While group decision-making might sometimes constrain individual creativity, it also provides safeguards against poor decisions and aligns individual motives with the organization’s goals (see the principal-agent problem in the next section). Having several independent decision-makers can align individual incentives with the organization’s needs, addressing this problem.

However, group decision-making isn’t perfect. It increases complexity as it requires higher decision-making skills from each member. True collaboration in decision-making is more challenging than individual decision-making. It also tends to slow down the decision process.

Moreover, the benefits of group decision-making, like balancing individual biases, rely on the independence of the decision-makers. If everyone is in the same room, independence can be compromised by factors like charisma or status, potentially allowing the loudest voice to dominate, rather than the wisest.

Group settings can also devolve into social exercises, where personal ego overshadows open-mindedness to new information. Being aware of these pitfalls allows you to create rules that foster independent perspectives.

The role of the note-taker in group settings is also influential, as is the phenomenon of responsibility diffusion, where unclear responsibilities lead to reduced individual contribution.

In summary, the more people involved in a decision, the higher the skill level required to maximize the benefits and minimize the downsides of group decision-making. It’s vital to structure the process to maintain independence, possibly by limiting decision-makers and increasing advisors. This approach distinguishes between making a decision and advocating for the execution of an already-made decision.

Questions to Consider

  • How do your personal biases, such as outcome, hindsight, and confirmation bias, influence your decision-making process? Can you identify a recent decision where these biases might have played a role?
  • Reflect on a situation where the outcome was bad, but the quality of your decision-making process was solid. How did you respond to this outcome, and what lessons did you learn?
  • In what ways do you think hindsight bias has affected your ability to evaluate past decisions accurately? Can you think of a decision that seemed obvious in retrospect but was unclear at the time?
  • Consider a decision you made recently. Did you document the decision-making process? If not, how could documenting this process help you in evaluating your decisions more effectively in the future?
  • How does confirmation bias impact your interpretation of new information? Can you recall an instance where you ignored or misinterpreted data to fit your pre-existing beliefs?
  • Think about a decision where changing your perspective or how information was presented (e.g., through different wording) might have led you to a different conclusion. How does this realization affect your approach to decision-making?
  • Reflect on a time when your physical or emotional state might have influenced a decision. What does this tell you about the importance of being aware of your condition when making decisions?
  • Consider a decision where intuition played a significant role. Was the decision effective, and would you rely on intuition under similar circumstances in the future?
  • How do you balance the benefits of group decision-making with its challenges, such as social dynamics and the diffusion of responsibility?

Data shown |
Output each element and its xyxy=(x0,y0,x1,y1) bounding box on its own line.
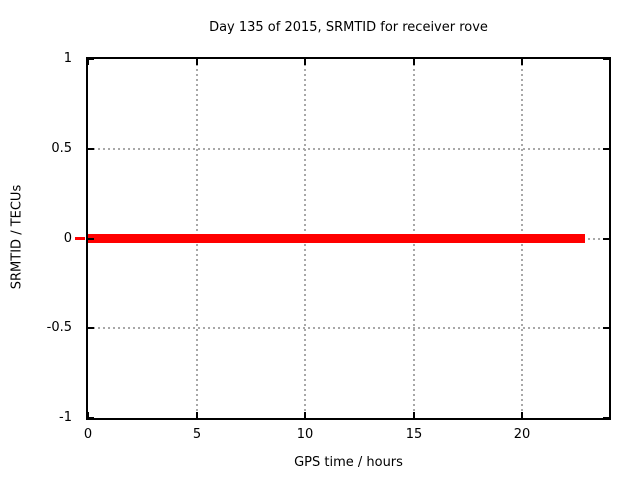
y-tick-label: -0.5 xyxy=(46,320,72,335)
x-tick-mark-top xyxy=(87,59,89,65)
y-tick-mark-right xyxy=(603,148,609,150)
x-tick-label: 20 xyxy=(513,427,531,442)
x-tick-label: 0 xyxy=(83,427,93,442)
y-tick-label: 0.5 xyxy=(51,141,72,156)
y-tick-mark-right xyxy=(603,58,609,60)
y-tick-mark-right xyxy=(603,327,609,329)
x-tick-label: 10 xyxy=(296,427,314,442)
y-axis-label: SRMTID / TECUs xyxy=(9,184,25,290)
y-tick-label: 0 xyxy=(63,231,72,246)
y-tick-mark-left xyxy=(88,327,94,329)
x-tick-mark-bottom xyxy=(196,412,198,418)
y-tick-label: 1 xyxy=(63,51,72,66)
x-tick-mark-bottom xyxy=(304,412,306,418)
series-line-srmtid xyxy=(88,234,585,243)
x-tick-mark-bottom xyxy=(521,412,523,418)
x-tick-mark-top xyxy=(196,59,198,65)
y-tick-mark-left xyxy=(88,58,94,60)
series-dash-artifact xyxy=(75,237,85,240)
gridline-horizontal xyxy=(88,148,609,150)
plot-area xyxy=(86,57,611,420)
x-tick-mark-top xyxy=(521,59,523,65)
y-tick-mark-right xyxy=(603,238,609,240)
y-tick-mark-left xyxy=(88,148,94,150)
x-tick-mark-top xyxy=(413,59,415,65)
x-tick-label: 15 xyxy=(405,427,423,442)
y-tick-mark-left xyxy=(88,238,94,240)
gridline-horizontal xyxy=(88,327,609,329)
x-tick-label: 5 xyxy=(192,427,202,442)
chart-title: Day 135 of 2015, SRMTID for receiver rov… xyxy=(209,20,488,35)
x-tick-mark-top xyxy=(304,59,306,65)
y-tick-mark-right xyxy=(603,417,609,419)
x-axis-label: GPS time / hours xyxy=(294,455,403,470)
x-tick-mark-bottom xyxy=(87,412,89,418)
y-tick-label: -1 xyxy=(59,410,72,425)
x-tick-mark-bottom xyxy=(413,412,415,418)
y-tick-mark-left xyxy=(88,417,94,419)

Exercise task 1 |
Answer these from the passage on group decision-making:
(a) What effect does group decision-making tend to have on the speed of the decision process?
(b) Which factors are named as able to compromise independence when everyone is in the same room?
(c) What term is given for unclear responsibilities leading to reduced individual contribution?
Exercise task 2 | Return, line for line and unchanged, the stretch of the rows that opens with the line containing "y-tick-label: -0.5 xyxy=(46,320,72,335)" and closes with the line containing "x-tick-label: 10 xyxy=(296,427,314,442)", both of those lines included.

Exercise output 1 |
(a) It tends to slow down the decision process.
(b) Charisma or status.
(c) Responsibility diffusion.

Exercise output 2 |
y-tick-label: -0.5 xyxy=(46,320,72,335)
x-tick-mark-top xyxy=(87,59,89,65)
y-tick-mark-right xyxy=(603,148,609,150)
x-tick-label: 20 xyxy=(513,427,531,442)
x-tick-label: 0 xyxy=(83,427,93,442)
y-tick-label: 0.5 xyxy=(51,141,72,156)
y-tick-mark-right xyxy=(603,58,609,60)
y-tick-mark-right xyxy=(603,327,609,329)
x-tick-label: 10 xyxy=(296,427,314,442)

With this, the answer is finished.